**Kısa görev**
Kaynak alıntıda "Emily, aldığı ilgiyle" ile başlayıp "duygusundan kaçtıkça kaçmaktadır." ifadesine kadar uzanan bölümü, "sahte bir benlikle" ifadesini "ödünç bir kimlikle" ile değiştirerek yeniden yaz.

**Kaynak alıntı**
Emily, aldığı ilgiyle bitmemiş işlerinin üzerine bir perde çekip onu depresyona sürükleyen asıl şeyden uzaklaşmış ve istismara uğramıştır. Dr. Siebert, ona nerede nasıl davranması gerektiğini öğretmiştir. Emily kendine ait olmayan duygularla sahte bir benlikle tüm bu planı uygulamaktadır. Kendine yabancılaştıkça yabancılaşmaktadır. Parayı baba temsili olarak düşünürsek simgesel ve gerçek bir baba terkini, simgesel olarak para ile kapatmak yolunda, terk edilişin duygusundan kaçtıkça kaçmaktadır.
Dr. Banks
Bu danışıklı dövüş içerisinde, kendisinin de danışmanlığını yaptığı Emily’nin işlediği cinayetle karşı karşıya kalan Dr. Banks, mesleki olarak isminin lekelenmiş olması ile karşı karşıya kalmıştır. Dr. Banks ilacı Dr. Siebert’in önerisiyle vermiştir. Mahkeme Emily’nin yan etki nedeniyle bu cinayeti işlediği kabulüyle hastanede gözetim altına alır. Ancak Dr. Banks bu işte bir terslik olduğunun farkındadır. Bunu çözebilmek için dedektif gibi çalışmaya başlar.
Dr. Banks etik dışı ve sadece farmakolojik yaklaşım benimseyen psikiyatrist tutumlarının aksine, hasta ile kurulan ilişkiye özen gösteren, hastayı geçmişiyle anlamaya çalışan bir yapıya sahiptir. Birtakım insani değerleri kaybetmemekle beraber, ilaç firmaları ona da yüksek tekliflerle gelmektedir.

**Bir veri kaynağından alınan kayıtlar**
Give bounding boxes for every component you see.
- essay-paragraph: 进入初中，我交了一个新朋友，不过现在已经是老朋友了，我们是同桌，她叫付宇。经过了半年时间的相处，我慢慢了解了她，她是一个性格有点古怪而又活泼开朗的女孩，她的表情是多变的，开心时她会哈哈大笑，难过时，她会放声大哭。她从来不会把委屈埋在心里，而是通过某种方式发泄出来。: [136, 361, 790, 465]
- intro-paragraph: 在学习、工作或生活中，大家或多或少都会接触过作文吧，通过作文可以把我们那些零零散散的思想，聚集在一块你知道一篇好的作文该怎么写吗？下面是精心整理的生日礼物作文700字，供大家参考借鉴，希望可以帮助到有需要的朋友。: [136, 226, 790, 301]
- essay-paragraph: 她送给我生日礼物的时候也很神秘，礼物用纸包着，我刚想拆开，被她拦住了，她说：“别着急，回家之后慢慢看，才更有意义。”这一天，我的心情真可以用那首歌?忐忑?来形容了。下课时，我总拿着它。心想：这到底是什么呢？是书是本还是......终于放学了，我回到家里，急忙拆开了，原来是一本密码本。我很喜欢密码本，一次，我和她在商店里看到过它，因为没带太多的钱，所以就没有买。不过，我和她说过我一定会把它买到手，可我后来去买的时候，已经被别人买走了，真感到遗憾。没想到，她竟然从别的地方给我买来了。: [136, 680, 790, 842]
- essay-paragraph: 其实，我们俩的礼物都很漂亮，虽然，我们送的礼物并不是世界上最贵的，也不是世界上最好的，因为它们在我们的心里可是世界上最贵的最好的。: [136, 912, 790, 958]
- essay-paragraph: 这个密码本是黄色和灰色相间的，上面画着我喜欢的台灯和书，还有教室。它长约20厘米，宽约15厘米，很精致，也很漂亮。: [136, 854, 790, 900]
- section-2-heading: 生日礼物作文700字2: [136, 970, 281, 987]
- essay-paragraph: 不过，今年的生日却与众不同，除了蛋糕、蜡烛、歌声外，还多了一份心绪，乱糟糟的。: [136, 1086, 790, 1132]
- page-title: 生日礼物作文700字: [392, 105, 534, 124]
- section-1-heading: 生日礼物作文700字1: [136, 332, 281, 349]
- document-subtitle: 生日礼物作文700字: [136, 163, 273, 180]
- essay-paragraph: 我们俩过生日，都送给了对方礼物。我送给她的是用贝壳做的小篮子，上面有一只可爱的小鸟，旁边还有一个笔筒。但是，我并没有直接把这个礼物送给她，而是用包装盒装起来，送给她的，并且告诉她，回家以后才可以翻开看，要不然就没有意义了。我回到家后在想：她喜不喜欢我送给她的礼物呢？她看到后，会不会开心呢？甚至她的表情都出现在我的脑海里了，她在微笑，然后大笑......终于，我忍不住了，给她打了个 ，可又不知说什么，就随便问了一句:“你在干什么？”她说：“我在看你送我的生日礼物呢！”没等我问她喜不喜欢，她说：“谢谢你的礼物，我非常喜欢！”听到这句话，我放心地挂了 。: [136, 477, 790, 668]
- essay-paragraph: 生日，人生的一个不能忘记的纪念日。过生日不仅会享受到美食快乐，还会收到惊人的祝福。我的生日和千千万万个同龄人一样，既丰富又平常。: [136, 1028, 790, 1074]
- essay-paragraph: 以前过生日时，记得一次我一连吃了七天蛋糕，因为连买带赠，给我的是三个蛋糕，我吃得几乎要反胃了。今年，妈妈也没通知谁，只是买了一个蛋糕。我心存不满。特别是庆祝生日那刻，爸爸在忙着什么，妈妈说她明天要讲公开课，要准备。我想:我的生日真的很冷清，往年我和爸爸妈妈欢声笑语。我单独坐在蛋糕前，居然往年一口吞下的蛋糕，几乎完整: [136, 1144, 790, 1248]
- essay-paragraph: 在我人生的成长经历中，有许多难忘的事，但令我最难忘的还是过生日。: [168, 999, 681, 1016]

**Cevap**
Emily, aldığı ilgiyle bitmemiş işlerinin üzerine bir perde çekip onu depresyona sürükleyen asıl şeyden uzaklaşmış ve istismara uğramıştır. Dr. Siebert, ona nerede nasıl davranması gerektiğini öğretmiştir. Emily kendine ait olmayan duygularla ödünç bir kimlikle tüm bu planı uygulamaktadır. Kendine yabancılaştıkça yabancılaşmaktadır. Parayı baba temsili olarak düşünürsek simgesel ve gerçek bir baba terkini, simgesel olarak para ile kapatmak yolunda, terk edilişin duygusundan kaçtıkça kaçmaktadır.